*SUPPLIED PASSAGE*

Drug, vaccine and surgery

Obesity is a burgeoning nightmare for everyone involved in healthcare delivery. New treatment possibilities can help to solve this probelm.

George Fielding MD, Surgical Weight Loss Programme
George Fielding MD, Surgical Weight Loss Programme

Efforts to tackle this ballooning health problem, which leads to so many others, include the development of a vaccine, as well as drugs that can reduce the appetite. Recently, for example, a drug said to control appetite by blocking activity in the brain area that regulates the body’s energy balance and ability to break down sugars and fats in the blood - and which reduced the weight of four in 10 people by 10% in clinical trials - became available in the UK, where over 1.2 million people are reported to be morbidly obese. (NB: the drug still needs approval from the National Institute for Clinical Excellence (NICE), before it can become available to all National Health Service patients.)

Meanwhile, a vaccine against obesity could be in the offing. Scientists at the Scripps Research Institute, in California, have reported their development of a method to make the immune system produce antibodies that attack ghrelin, a recently discovered hormone that decreases energy expenditure and fat breakdown. Given the vaccine, fat rats ate normally yet lost weight.

However, for many who cannot respond to nutrition control and increased exercise, another possible route is surgery. The options include a gastric bypass or bariatric (or lap band) surgery. Both are laparoscopic procedures. During a gastric bypass a small stomach pouch is created and a small intestine is grafted on to it, so that food will not only bypass the stomach, but also much of the intestine.

In bariatric surgery, an inflatable band is fixed around the stomach, thus dividing it into two areas. By forming a smaller pouch at the top, less food can be taken in but the patient feels no continuing hunger. The food then moves into the lower portion of the stomach and digestion continues normally.

The band can be inflated with saline solution so that the opening to the lower chamber decreases, again increasing food restriction. Generally the band needs two adjustments, the first about six weeks after surgery. 

During the recent annual meeting of the Society of American Gastrointestinal and Endoscopic Surgeons, George Fielding MD, of the Surgical Weight Loss Programme, at New York University Medical Centre, USA, presented initial results on using laparoscopic bariatric surgery to treat obese teenagers.

*DATA EXTRACTS*
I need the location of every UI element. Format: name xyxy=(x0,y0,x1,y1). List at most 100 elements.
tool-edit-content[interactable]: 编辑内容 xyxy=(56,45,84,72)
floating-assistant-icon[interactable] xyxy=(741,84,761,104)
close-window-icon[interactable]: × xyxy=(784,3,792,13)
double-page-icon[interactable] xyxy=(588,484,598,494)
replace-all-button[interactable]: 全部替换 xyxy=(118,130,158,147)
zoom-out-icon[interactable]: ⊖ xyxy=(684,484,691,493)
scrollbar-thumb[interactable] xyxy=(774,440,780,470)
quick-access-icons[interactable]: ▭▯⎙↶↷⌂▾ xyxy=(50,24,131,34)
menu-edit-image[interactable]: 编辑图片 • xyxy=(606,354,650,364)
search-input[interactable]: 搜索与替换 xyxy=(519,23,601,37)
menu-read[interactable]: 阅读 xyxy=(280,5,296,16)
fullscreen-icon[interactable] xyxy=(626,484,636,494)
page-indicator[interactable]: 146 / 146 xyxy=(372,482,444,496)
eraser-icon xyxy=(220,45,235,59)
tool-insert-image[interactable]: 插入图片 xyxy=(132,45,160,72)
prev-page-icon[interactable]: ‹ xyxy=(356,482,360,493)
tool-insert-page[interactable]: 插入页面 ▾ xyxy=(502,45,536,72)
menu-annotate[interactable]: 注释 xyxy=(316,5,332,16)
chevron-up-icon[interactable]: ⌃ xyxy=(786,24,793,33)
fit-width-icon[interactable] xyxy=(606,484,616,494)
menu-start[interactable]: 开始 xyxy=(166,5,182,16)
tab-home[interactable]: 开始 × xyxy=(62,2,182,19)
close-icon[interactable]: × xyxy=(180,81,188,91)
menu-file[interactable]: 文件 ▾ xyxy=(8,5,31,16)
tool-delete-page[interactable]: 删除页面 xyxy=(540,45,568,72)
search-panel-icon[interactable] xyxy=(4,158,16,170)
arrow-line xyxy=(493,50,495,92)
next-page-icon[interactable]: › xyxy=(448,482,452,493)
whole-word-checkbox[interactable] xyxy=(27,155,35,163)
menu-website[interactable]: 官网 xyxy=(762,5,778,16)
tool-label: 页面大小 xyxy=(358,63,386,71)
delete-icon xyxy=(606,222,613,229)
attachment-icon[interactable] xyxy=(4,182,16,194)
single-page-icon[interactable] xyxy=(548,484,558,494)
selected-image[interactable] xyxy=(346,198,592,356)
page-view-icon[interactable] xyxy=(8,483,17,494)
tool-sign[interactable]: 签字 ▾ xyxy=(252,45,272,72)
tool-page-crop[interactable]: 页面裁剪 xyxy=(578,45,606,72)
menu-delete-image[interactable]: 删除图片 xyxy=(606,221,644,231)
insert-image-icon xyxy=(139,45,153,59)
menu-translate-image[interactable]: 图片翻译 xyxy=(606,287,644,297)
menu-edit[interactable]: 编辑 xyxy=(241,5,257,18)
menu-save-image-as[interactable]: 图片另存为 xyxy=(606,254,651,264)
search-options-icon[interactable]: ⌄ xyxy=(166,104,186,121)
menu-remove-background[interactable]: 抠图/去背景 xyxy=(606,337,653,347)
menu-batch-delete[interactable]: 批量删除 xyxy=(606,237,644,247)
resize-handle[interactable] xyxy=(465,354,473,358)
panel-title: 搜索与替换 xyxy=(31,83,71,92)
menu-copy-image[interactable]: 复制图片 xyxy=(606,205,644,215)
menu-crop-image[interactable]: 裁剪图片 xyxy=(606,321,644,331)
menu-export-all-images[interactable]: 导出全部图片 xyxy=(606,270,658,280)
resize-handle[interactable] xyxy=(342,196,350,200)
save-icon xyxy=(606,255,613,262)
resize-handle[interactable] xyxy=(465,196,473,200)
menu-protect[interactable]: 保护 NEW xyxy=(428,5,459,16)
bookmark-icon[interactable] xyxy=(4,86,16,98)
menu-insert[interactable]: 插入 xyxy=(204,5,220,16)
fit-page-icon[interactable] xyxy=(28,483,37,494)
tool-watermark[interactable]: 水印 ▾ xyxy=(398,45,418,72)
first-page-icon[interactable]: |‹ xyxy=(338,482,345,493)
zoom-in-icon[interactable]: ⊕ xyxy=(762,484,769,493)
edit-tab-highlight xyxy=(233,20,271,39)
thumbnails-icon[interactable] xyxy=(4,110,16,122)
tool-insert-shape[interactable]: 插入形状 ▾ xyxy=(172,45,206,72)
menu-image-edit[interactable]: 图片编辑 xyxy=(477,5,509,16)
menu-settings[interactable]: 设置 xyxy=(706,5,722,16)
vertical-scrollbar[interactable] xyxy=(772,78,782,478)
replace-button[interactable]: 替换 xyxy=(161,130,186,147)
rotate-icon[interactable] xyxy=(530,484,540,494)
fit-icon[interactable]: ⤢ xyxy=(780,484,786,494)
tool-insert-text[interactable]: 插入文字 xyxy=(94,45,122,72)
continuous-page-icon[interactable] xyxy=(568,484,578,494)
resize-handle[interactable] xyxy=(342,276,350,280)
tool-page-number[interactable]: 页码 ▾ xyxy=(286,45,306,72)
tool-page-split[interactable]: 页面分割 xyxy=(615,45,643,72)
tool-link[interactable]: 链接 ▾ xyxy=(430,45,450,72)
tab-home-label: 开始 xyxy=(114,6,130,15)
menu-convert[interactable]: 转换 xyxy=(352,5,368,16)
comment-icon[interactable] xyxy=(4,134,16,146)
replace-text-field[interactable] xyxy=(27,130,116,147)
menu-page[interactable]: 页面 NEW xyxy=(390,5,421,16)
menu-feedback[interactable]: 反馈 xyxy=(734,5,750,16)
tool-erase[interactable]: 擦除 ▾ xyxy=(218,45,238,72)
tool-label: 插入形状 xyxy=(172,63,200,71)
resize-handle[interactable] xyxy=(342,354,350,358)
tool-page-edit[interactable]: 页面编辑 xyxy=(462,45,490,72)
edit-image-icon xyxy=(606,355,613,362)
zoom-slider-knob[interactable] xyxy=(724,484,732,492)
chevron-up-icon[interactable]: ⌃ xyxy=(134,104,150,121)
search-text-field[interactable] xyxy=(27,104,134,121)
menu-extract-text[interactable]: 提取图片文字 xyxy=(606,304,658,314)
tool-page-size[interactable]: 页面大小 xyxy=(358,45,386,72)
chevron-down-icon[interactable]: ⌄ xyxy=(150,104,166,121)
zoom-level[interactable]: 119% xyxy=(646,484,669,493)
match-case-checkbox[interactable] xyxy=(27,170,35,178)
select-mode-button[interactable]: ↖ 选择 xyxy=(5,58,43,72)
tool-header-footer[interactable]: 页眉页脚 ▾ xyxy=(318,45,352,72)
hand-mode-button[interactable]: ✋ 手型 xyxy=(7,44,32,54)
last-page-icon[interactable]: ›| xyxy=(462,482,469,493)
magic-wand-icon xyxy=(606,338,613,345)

*TASK SET*
1 - Please answer these from the obesity treatment text, one line each:
(a) What hormone do the Scripps antibodies attack?
(b) In clinical trials, what share of people lost 10% of their weight on the appetite drug?
(c) When does the first band adjustment usually happen?
2 - Carry on the obesity treatment text after its last sentence.

*ANSWERS FOR EACH ITEM*
1 -
(a) Ghrelin.
(b) Four in 10.
(c) About six weeks after surgery.

2 -
Since 2001, 46 female and 12 male teenagers received lap band surgery within the programme. Their ages ranged between 13-19 years. Before the surgery, the average weight of the group was 300 pounds, and the average body mass index (BMI) was 51 kg/m2. Many suffered obesity-related co-morbidities, usually asthma, depression and dyslipidaemia.

Surgery averaged 35 minutes. Most patients were discharged within 24 hours.

There were no acute re-admissions or repeat surgery. In post-surgery follow-ups, which began three months later and continued for four years, the patients’ weight loss steadily progressed. After a year, average weight dropped from 300 to 211 pounds (average loss: 57%) and BMI had reduced by 18 points. In addition, Dr Fielding reported that, although two cases needed antidepressants, all co-morbidities resolved in that year.

The programme’s study also suggests this surgery is safe. Only two lap band slippages occurred, there was one case of leakage and two of hiatus hernia.

Also presented at the meeting, another study showed similar results from using Roux-en-Y gastric bypass surgery.

In this Brazilian study - involving 42 obese youngsters, aged 13-18 years, also had a several co-morbidities, which included diabetes, high serum insulin, depression, hypertension, asthma, cholelithiasis, arthropathy, and reflux disease - the average hospital stay averaged 30 hours. No intra-operative revisions were needed. There were no intra-operative complications, conversions or deaths.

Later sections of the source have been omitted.